▶ Material for this exercise:
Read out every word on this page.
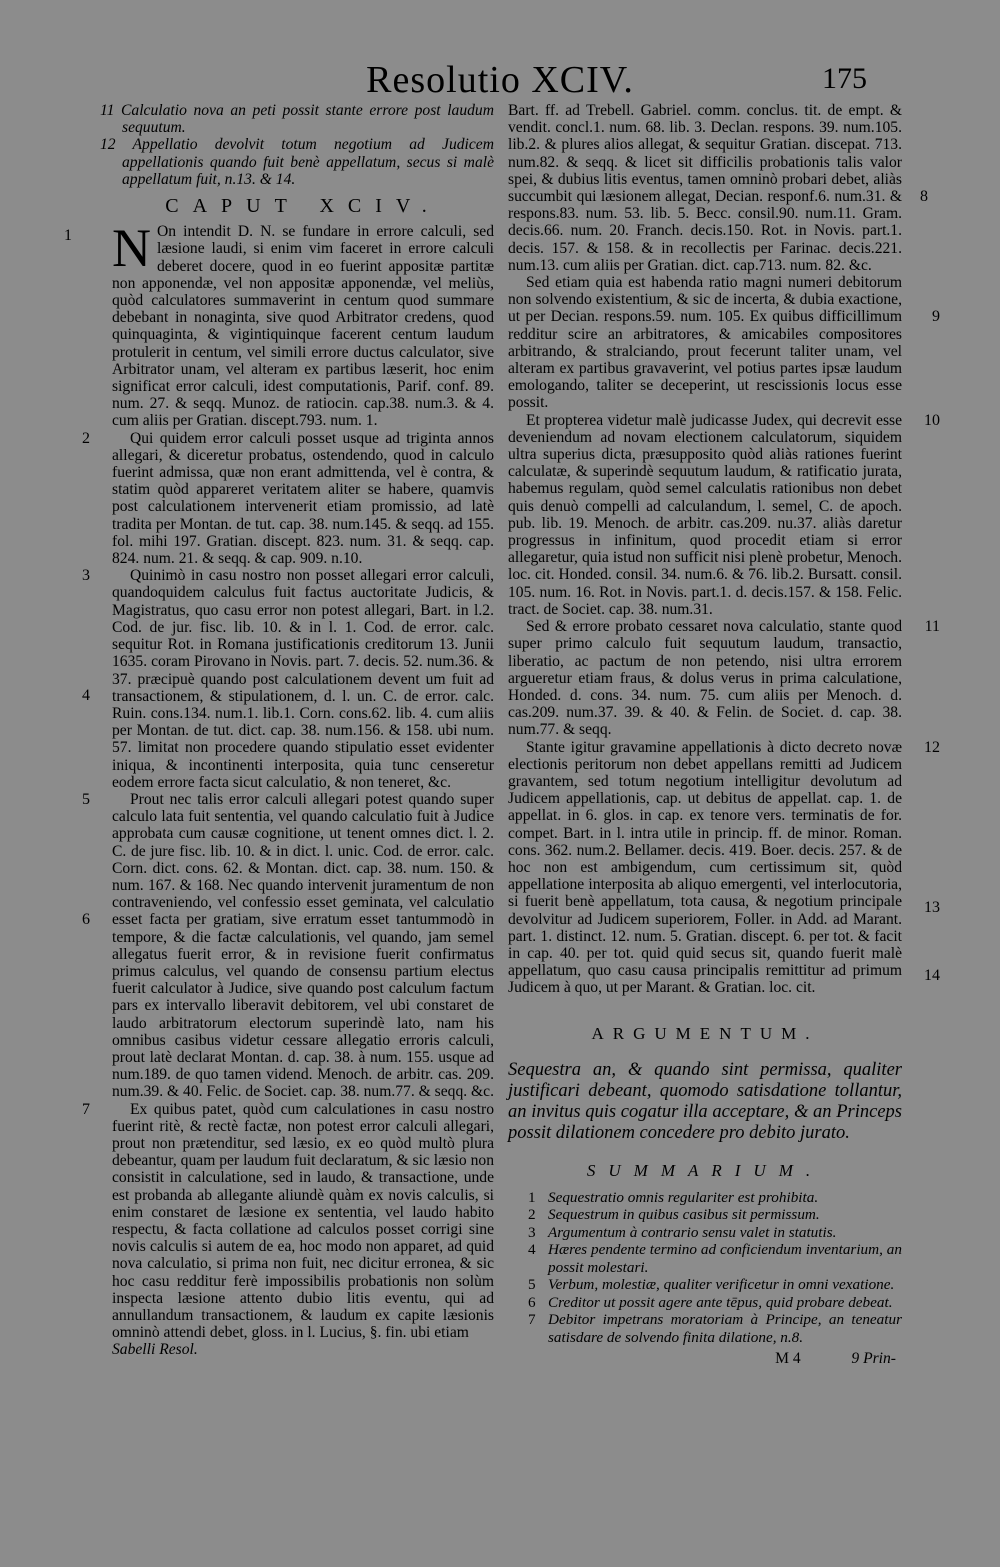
Resolutio XCIV.	175

11 Calculatio nova an peti possit stante errore post laudum sequutum.

12 Appellatio devolvit totum negotium ad Judicem appellationis quando fuit benè appellatum, secus si malè appellatum fuit, n.13. & 14.

CAPUT XCIV.

1 N On intendit D. N. se fundare in errore calculi, sed læsione laudi, si enim vim faceret in errore calculi deberet docere, quod in eo fuerint appositæ partitæ non apponendæ, vel non appositæ apponendæ, vel meliùs, quòd calculatores summaverint in centum quod summare debebant in nonaginta, sive quod Arbitrator credens, quod quinquaginta, & vigintiquinque facerent centum laudum protulerit in centum, vel simili errore ductus calculator, sive Arbitrator unam, vel alteram ex partibus læserit, hoc enim significat error calculi, idest computationis, Parif. conf. 89. num. 27. & seqq. Munoz. de ratiocin. cap.38. num.3. & 4. cum aliis per Gratian. discept.793. num. 1.

2	Qui quidem error calculi posset usque ad triginta annos allegari, & diceretur probatus, ostendendo, quod in calculo fuerint admissa, quæ non erant admittenda, vel è contra, & statim quòd appareret veritatem aliter se habere, quamvis post calculationem intervenerit etiam promissio, ad latè tradita per Montan. de tut. cap. 38. num.145. & seqq. ad 155. fol. mihi 197. Gratian. discept. 823. num. 31. & seqq. cap. 824. num. 21. & seqq. & cap. 909. n.10.

3
4
Quinimò in casu nostro non posset allegari error calculi, quandoquidem calculus fuit factus auctoritate Judicis, & Magistratus, quo casu error non potest allegari, Bart. in l.2. Cod. de jur. fisc. lib. 10. & in l. 1. Cod. de error. calc. sequitur Rot. in Romana justificationis creditorum 13. Junii 1635. coram Pirovano in Novis. part. 7. decis. 52. num.36. & 37. præcipuè quando post calculationem devent um fuit ad transactionem, & stipulationem, d. l. un. C. de error. calc. Ruin. cons.134. num.1. lib.1. Corn. cons.62. lib. 4. cum aliis per Montan. de tut. dict. cap. 38. num.156. & 158. ubi num. 57. limitat non procedere quando stipulatio esset evidenter iniqua, & incontinenti interposita, quia tunc censeretur eodem errore facta sicut calculatio, & non teneret, &c.

5
6
Prout nec talis error calculi allegari potest quando super calculo lata fuit sententia, vel quando calculatio fuit à Judice approbata cum causæ cognitione, ut tenent omnes dict. l. 2. C. de jure fisc. lib. 10. & in dict. l. unic. Cod. de error. calc. Corn. dict. cons. 62. & Montan. dict. cap. 38. num. 150. & num. 167. & 168. Nec quando intervenit juramentum de non contraveniendo, vel confessio esset geminata, vel calculatio esset facta per gratiam, sive erratum esset tantummodò in tempore, & die factæ calculationis, vel quando, jam semel allegatus fuerit error, & in revisione fuerit confirmatus primus calculus, vel quando de consensu partium electus fuerit calculator à Judice, sive quando post calculum factum pars ex intervallo liberavit debitorem, vel ubi constaret de laudo arbitratorum electorum superindè lato, nam his omnibus casibus videtur cessare allegatio erroris calculi, prout latè declarat Montan. d. cap. 38. à num. 155. usque ad num.189. de quo tamen vidend. Menoch. de arbitr. cas. 209. num.39. & 40. Felic. de Societ. cap. 38. num.77. & seqq. &c.

7	Ex quibus patet, quòd cum calculationes in casu nostro fuerint ritè, & rectè factæ, non potest error calculi allegari, prout non prætenditur, sed læsio, ex eo quòd multò plura debeantur, quam per laudum fuit declaratum, & sic læsio non consistit in calculatione, sed in laudo, & transactione, unde est probanda ab allegante aliundè quàm ex novis calculis, si enim constaret de læsione ex sententia, vel laudo habito respectu, & facta collatione ad calculos posset corrigi sine novis calculis si autem de ea, hoc modo non apparet, ad quid nova calculatio, si prima non fuit, nec dicitur erronea, & sic hoc casu redditur ferè impossibilis probationis non solùm inspecta læsione attento dubio litis eventu, qui ad annullandum transactionem, & laudum ex capite læsionis omninò attendi debet, gloss. in l. Lucius, §. fin. ubi etiam

Sabelli Resol.

8
Bart. ff. ad Trebell. Gabriel. comm. conclus. tit. de empt. & vendit. concl.1. num. 68. lib. 3. Declan. respons. 39. num.105. lib.2. & plures alios allegat, & sequitur Gratian. discepat. 713. num.82. & seqq. & licet sit difficilis probationis talis valor spei, & dubius litis eventus, tamen omninò probari debet, aliàs succumbit qui læsionem allegat, Decian. responf.6. num.31. & respons.83. num. 53. lib. 5. Becc. consil.90. num.11. Gram. decis.66. num. 20. Franch. decis.150. Rot. in Novis. part.1. decis. 157. & 158. & in recollectis per Farinac. decis.221. num.13. cum aliis per Gratian. dict. cap.713. num. 82. &c.

9
Sed etiam quia est habenda ratio magni numeri debitorum non solvendo existentium, & sic de incerta, & dubia exactione, ut per Decian. respons.59. num. 105. Ex quibus difficillimum redditur scire an arbitratores, & amicabiles compositores arbitrando, & stralciando, prout fecerunt taliter unam, vel alteram ex partibus gravaverint, vel potius partes ipsæ laudum emologando, taliter se deceperint, ut rescissionis locus esse possit.

10
Et propterea videtur malè judicasse Judex, qui decrevit esse deveniendum ad novam electionem calculatorum, siquidem ultra superius dicta, præsupposito quòd aliàs rationes fuerint calculatæ, & superindè sequutum laudum, & ratificatio jurata, habemus regulam, quòd semel calculatis rationibus non debet quis denuò compelli ad calculandum, l. semel, C. de apoch. pub. lib. 19. Menoch. de arbitr. cas.209. nu.37. aliàs daretur progressus in infinitum, quod procedit etiam si error allegaretur, quia istud non sufficit nisi plenè probetur, Menoch. loc. cit. Honded. consil. 34. num.6. & 76. lib.2. Bursatt. consil. 105. num. 16. Rot. in Novis. part.1. d. decis.157. & 158. Felic. tract. de Societ. cap. 38. num.31.

11
Sed & errore probato cessaret nova calculatio, stante quod super primo calculo fuit sequutum laudum, transactio, liberatio, ac pactum de non petendo, nisi ultra errorem argueretur etiam fraus, & dolus verus in prima calculatione, Honded. d. cons. 34. num. 75. cum aliis per Menoch. d. cas.209. num.37. 39. & 40. & Felin. de Societ. d. cap. 38. num.77. & seqq.

12
13
14
Stante igitur gravamine appellationis à dicto decreto novæ electionis peritorum non debet appellans remitti ad Judicem gravantem, sed totum negotium intelligitur devolutum ad Judicem appellationis, cap. ut debitus de appellat. cap. 1. de appellat. in 6. glos. in cap. ex tenore vers. terminatis de for. compet. Bart. in l. intra utile in princip. ff. de minor. Roman. cons. 362. num.2. Bellamer. decis. 419. Boer. decis. 257. & de hoc non est ambigendum, cum certissimum sit, quòd appellatione interposita ab aliquo emergenti, vel interlocutoria, si fuerit benè appellatum, tota causa, & negotium principale devolvitur ad Judicem superiorem, Foller. in Add. ad Marant. part. 1. distinct. 12. num. 5. Gratian. discept. 6. per tot. & facit in cap. 40. per tot. quid quid secus sit, quando fuerit malè appellatum, quo casu causa principalis remittitur ad primum Judicem à quo, ut per Marant. & Gratian. loc. cit.

ARGUMENTUM.

Sequestra an, & quando sint permissa, qualiter justificari debeant, quomodo satisdatione tollantur, an invitus quis cogatur illa acceptare, & an Princeps possit dilationem concedere pro debito jurato.

SUMMARIUM.
1 Sequestratio omnis regulariter est prohibita.
2 Sequestrum in quibus casibus sit permissum.
3 Argumentum à contrario sensu valet in statutis.
4 Hæres pendente termino ad conficiendum inventarium, an possit molestari.
5 Verbum, molestiæ, qualiter verificetur in omni vexatione.
6 Creditor ut possit agere ante tēpus, quid probare debeat.
7 Debitor impetrans moratoriam à Principe, an teneatur satisdare de solvendo finita dilatione, n.8.
M 4	9 Prin-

▶ Exercise details: State how many lines in the entries above include the word "qualiter"; reply with the number alone.

▶ Final result: 2